SHORT EXERCISE => Transcribe each line exactly.

# GIVEN DATA start

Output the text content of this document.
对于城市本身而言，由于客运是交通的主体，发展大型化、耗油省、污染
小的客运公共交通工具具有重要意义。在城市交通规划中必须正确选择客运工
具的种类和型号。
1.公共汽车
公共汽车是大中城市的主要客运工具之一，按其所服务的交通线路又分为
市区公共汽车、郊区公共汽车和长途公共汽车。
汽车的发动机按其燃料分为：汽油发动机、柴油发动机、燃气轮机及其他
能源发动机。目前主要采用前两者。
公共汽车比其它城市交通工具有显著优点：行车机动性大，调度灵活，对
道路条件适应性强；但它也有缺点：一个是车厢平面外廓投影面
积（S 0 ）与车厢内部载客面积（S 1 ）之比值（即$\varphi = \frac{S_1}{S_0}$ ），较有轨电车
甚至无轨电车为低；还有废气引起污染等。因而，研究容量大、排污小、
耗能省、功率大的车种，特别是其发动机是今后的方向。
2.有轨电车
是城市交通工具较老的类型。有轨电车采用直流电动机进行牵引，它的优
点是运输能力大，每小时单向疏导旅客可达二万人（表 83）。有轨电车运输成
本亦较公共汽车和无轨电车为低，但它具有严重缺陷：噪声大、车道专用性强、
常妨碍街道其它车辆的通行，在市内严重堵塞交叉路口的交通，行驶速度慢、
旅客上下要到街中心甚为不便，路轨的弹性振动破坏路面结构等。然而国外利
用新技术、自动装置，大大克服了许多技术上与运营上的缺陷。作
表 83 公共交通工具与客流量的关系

# GIVEN DATA end

SOLUTION FOR THIS TASK =>
Output the text content of this document.
对于城市本身而言，由于客运是交通的主体，发展大型化、耗油省、污染
小的客运公共交通工具具有重要意义。在城市交通规划中必须正确选择客运工
具的种类和型号。
1.公共汽车
公共汽车是大中城市的主要客运工具之一，按其所服务的交通线路又分为
市区公共汽车、郊区公共汽车和长途公共汽车。
汽车的发动机按其燃料分为：汽油发动机、柴油发动机、燃气轮机及其他
能源发动机。目前主要采用前两者。
公共汽车比其它城市交通工具有显著优点：行车机动性大，调度灵活，对
道路条件适应性强；但它也有缺点：一个是车厢平面外廓投影面
积（S 0 ）与车厢内部载客面积（S 1 ）之比值（即$\varphi = \frac{S_1}{S_0}$ ），较有轨电车
甚至无轨电车为低；还有废气引起污染等。因而，研究容量大、排污小、
耗能省、功率大的车种，特别是其发动机是今后的方向。
2.有轨电车
是城市交通工具较老的类型。有轨电车采用直流电动机进行牵引，它的优
点是运输能力大，每小时单向疏导旅客可达二万人（表 83）。有轨电车运输成
本亦较公共汽车和无轨电车为低，但它具有严重缺陷：噪声大、车道专用性强、
常妨碍街道其它车辆的通行，在市内严重堵塞交叉路口的交通，行驶速度慢、
旅客上下要到街中心甚为不便，路轨的弹性振动破坏路面结构等。然而国外利
用新技术、自动装置，大大克服了许多技术上与运营上的缺陷。作
表 83 公共交通工具与客流量的关系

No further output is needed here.